General characteristics
- Class & type: Motor yacht
- Tonnage: 4,402 GT
- Length: 106.1 m (348 ft 1 in)
- Beam: 17.86 m (58 ft 7 in)
- Draught: 4.1 m (13 ft 5 in)
- Propulsion: 2 × 5,766 hp (4,300 kW) MTU (20V 4000 M93L) diesel engines
- Speed: 20 knots (37 km/h) (maximum)
- Capacity: 16 passengers
- Crew: 36
- Notes: Range 8,000 nmi (15,000 km; 9,200 mi) at 13 knots (24 km/h; 15 mph)

= Amadea (yacht) =

Yacht, manufactured by Lürssen

The superyacht Amadea was delivered in 2017 by Lürssen of Germany. Since 2025, it has been owned by Emirati real estate developer Abbas Sajwani.

== Design ==
The yacht's exterior design is from Espen Øino (Oeino) while Zuretti Design was responsible for the interior design. The length is 106.1 m, beam is 17.86 m and draught is 4.1 m. The hull is built out of steel with a superstructure made out of aluminium with five decks. The yacht is flagged in the Cayman Islands.

=== Amenities ===
The ship has many amenities: zero speed stabilizers, gym, elevator, 10 m infinity pool, movie theatre, tender garage, swimming platform, air conditioning, BBQ, beach club, spa room, jacuzzi, beauty salon. There is also one helicopter landing pad. On the main deck, the interior holds a hand-painted Pleyel piano inlaid with 24-karat gold. Art deco decorations were created in cooperation with Willem Lenssinck who also designed the five-ton Albatross figure at the bow.

### Exercises to complete
[1] Which individual people does the Amadea yacht article name?
[2] Could you extend the Amadea yacht article, starting after its final sentence?

### Supplied material
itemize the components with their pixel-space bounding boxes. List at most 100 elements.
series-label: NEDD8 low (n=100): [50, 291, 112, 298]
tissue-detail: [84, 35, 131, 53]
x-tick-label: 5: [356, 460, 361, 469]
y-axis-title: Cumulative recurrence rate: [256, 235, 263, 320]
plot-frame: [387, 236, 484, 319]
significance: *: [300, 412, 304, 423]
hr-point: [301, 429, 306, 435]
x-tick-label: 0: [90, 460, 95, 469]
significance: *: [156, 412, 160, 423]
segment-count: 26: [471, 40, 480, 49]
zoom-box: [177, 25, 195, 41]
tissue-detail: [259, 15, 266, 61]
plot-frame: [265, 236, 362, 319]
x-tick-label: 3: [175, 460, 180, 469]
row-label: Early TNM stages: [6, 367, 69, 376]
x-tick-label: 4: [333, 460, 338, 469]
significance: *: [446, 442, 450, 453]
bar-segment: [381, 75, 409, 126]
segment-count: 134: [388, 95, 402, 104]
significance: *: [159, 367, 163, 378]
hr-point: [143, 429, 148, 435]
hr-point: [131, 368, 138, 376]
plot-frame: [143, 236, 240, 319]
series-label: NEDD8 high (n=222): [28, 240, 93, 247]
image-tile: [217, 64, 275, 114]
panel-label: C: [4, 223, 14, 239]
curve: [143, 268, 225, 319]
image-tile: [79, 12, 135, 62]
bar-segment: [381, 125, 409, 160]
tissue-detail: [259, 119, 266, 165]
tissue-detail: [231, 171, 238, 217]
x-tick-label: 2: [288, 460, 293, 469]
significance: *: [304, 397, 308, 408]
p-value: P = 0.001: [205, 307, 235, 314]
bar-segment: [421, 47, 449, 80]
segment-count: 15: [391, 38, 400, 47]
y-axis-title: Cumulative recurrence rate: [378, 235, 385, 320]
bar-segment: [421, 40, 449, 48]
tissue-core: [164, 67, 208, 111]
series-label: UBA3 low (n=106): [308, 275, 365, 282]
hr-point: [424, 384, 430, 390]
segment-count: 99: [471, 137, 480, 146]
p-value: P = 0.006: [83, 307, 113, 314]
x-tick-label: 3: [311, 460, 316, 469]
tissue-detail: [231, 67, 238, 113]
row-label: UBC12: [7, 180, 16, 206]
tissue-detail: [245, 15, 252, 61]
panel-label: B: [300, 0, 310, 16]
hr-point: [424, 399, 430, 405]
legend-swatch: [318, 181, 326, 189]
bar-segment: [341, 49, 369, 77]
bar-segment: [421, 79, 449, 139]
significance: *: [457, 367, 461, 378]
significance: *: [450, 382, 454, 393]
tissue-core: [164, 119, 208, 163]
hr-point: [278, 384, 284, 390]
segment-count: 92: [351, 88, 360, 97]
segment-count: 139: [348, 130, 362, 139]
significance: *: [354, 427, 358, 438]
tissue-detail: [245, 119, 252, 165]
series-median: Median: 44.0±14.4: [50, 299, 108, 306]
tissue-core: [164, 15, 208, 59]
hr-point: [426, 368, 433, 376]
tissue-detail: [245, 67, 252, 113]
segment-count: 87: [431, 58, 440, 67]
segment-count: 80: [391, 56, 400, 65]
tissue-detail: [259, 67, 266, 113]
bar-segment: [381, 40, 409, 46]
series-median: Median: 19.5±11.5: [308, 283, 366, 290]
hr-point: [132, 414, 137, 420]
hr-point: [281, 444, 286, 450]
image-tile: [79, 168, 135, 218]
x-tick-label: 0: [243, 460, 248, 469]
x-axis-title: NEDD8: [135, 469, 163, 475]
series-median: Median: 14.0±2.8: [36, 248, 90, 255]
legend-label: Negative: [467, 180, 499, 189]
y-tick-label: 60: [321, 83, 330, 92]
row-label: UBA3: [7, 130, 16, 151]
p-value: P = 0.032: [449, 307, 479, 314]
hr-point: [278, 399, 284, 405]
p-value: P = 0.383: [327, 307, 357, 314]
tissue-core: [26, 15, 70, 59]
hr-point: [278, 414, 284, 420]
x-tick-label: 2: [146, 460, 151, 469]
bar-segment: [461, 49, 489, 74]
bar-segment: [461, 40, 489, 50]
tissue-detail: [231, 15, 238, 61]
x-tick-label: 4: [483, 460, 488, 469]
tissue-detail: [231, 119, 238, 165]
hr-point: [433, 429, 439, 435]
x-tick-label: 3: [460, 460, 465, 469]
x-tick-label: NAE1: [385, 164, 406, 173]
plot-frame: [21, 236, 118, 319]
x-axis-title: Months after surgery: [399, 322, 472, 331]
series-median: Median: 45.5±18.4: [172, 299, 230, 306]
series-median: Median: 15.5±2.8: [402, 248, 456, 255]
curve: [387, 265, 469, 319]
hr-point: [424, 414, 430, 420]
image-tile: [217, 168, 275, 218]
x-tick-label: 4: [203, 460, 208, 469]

### Task-by-task answers
[1] Abbas Sajwani, Espen Øino (Oeino), Willem Lenssinck

[2]
===Performance===
Propulsion is supplied by twin 7,512 hp MTU (20V 1163 M84) diesel engines. The engines drive two propellers, which in turn propel the ship to a top speed of 20 kn. At a cruising speed of 13 kn, her maximum range is 8000 nmi.

==Ownership==
Amadea was formerly owned by Suleyman Kerimov. In 2022, it was seized by the US government in Fiji and brought to the United States. Following a forfeiture order, the vessel was auctioned off on September 10, 2025, in a sealed-bid auction conducted by the U.S. Marshals Service.

The winner of the auction was Beyond Holdings Group (formerly AHS Four Company), a firm controlled by Emirati real estate developer Abbas Sajwani. Prior to the sale, the Russian oligarch Eduard Khudaynatov contested the auction, but a U.S. federal judge rejected his ownership claims in 2025, clearing the way for the title transfer to the Sajwani family.